- _WORK INSTRUCTIONS_: Quote every line of the data below as it stands, omitting pictures.

- _EXERCISE INPUTS_:
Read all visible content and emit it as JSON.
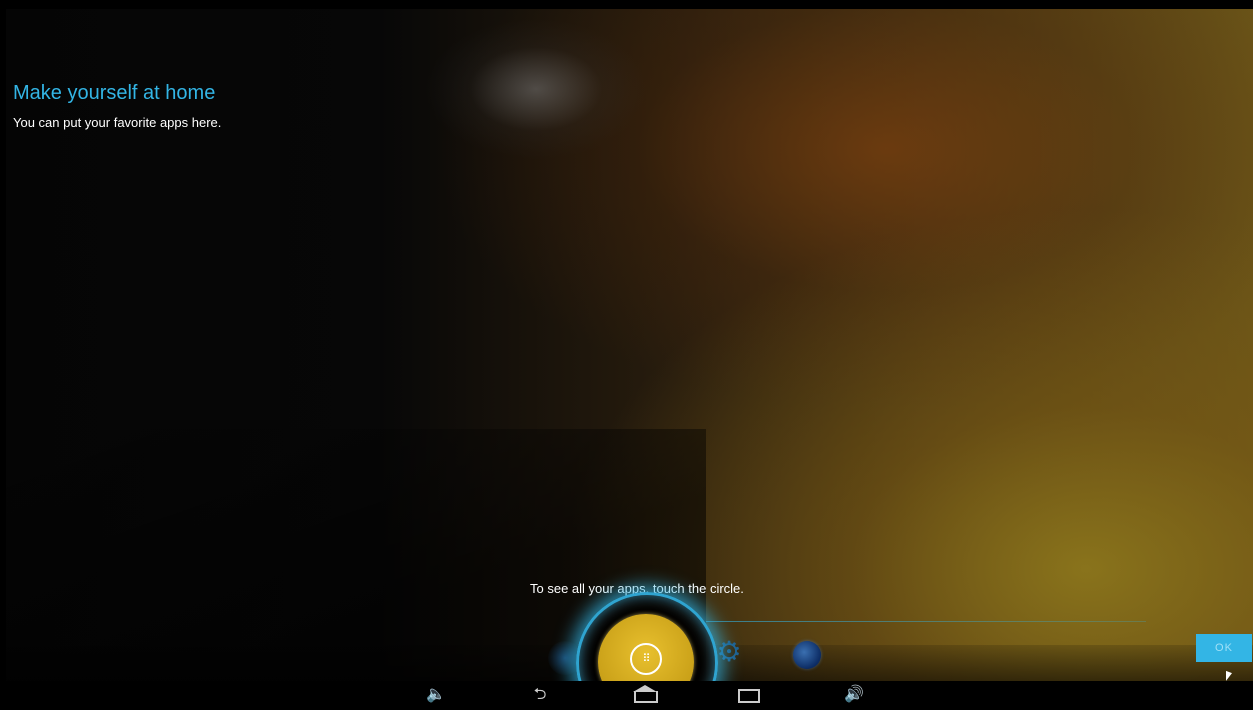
{
  "welcome": {
    "title": "Make yourself at home",
    "subtitle": "You can put your favorite apps here."
  },
  "hint": {
    "text": "To see all your apps, touch the circle."
  },
  "dock": {
    "apps_button_icon": "apps-grid-icon",
    "left_icon": "app-icon",
    "settings_icon": "settings-gear-icon",
    "browser_icon": "browser-icon"
  },
  "ok_button": {
    "label": "OK"
  },
  "navbar": {
    "volume_down": "volume-down-icon",
    "back": "back-icon",
    "home": "home-icon",
    "recents": "recent-apps-icon",
    "volume_up": "volume-up-icon"
  },
  "colors": {
    "accent": "#33b5e5",
    "apps_circle": "#d4ae20"
  }
}
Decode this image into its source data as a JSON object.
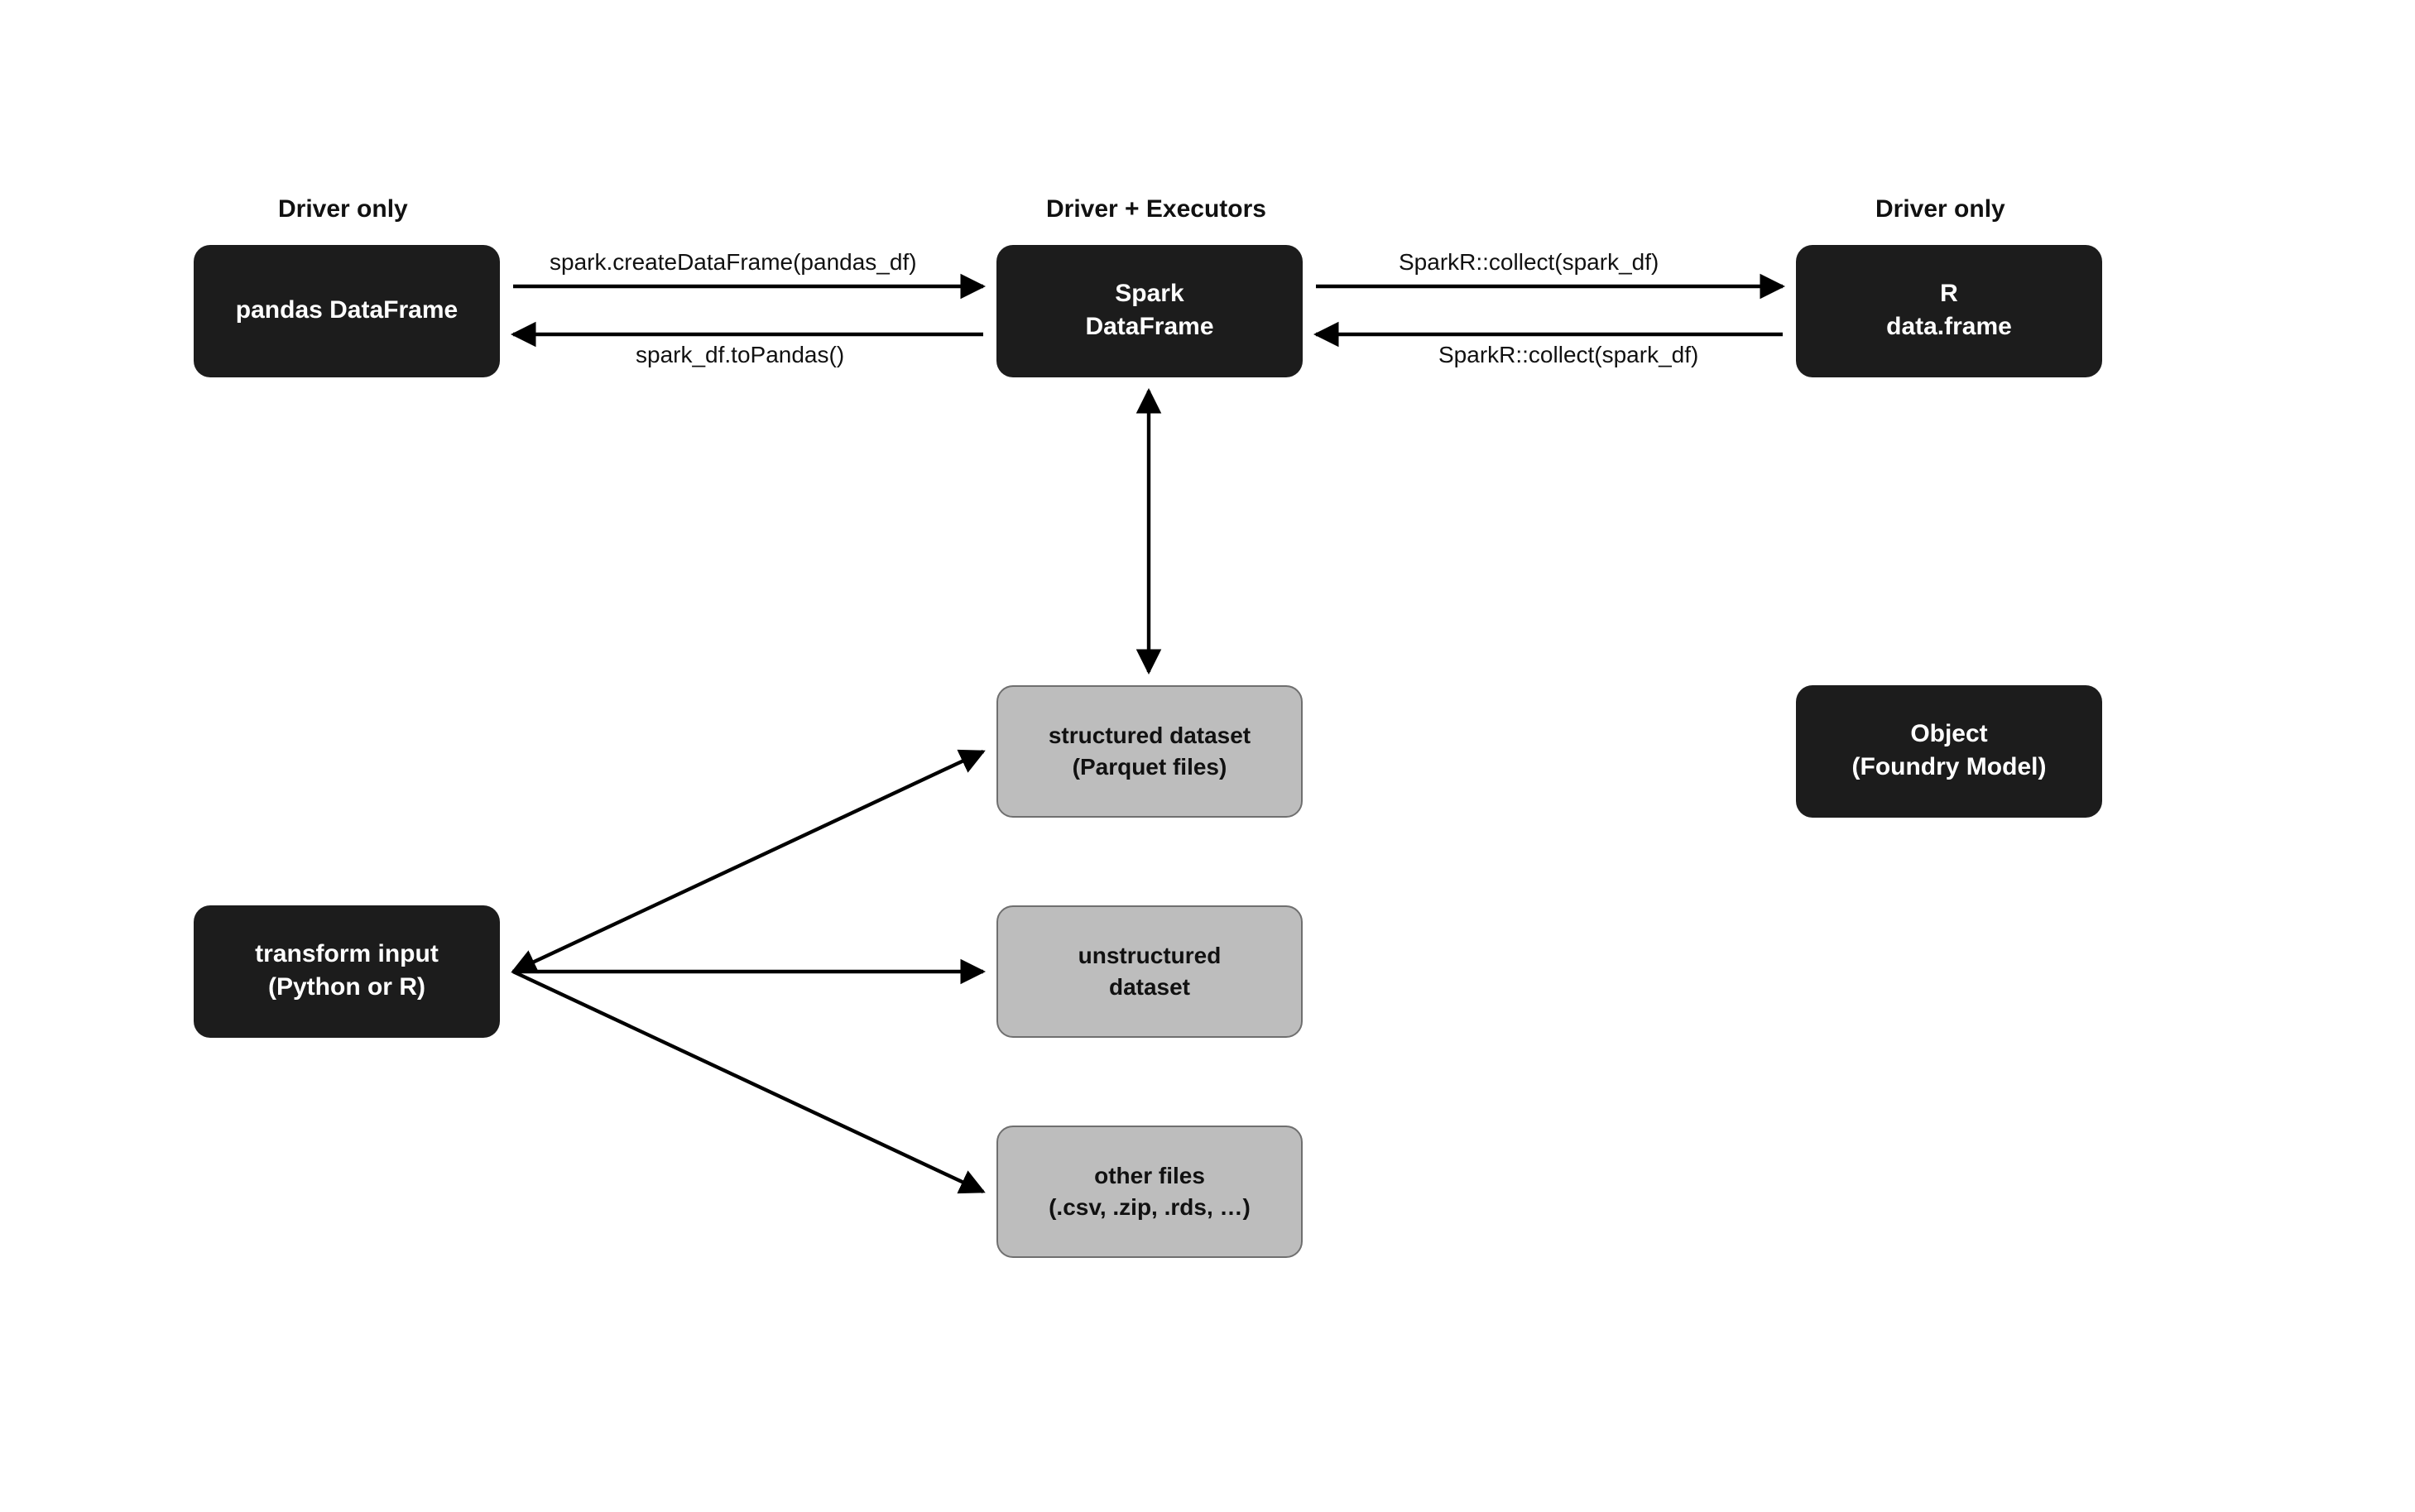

- _RESULT_:
Read all visible content and emit it as JSON.
{
  "welcome": {
    "title": "Make yourself at home",
    "subtitle": "You can put your favorite apps here."
  },
  "hint": {
    "text": "To see all your apps, touch the circle."
  },
  "dock": {
    "apps_button_icon": "apps-grid-icon",
    "left_icon": "app-icon",
    "settings_icon": "settings-gear-icon",
    "browser_icon": "browser-icon"
  },
  "ok_button": {
    "label": "OK"
  },
  "navbar": {
    "volume_down": "volume-down-icon",
    "back": "back-icon",
    "home": "home-icon",
    "recents": "recent-apps-icon",
    "volume_up": "volume-up-icon"
  },
  "colors": {
    "accent": "#33b5e5",
    "apps_circle": "#d4ae20"
  }
}
Decode this image into its source data as a JSON object.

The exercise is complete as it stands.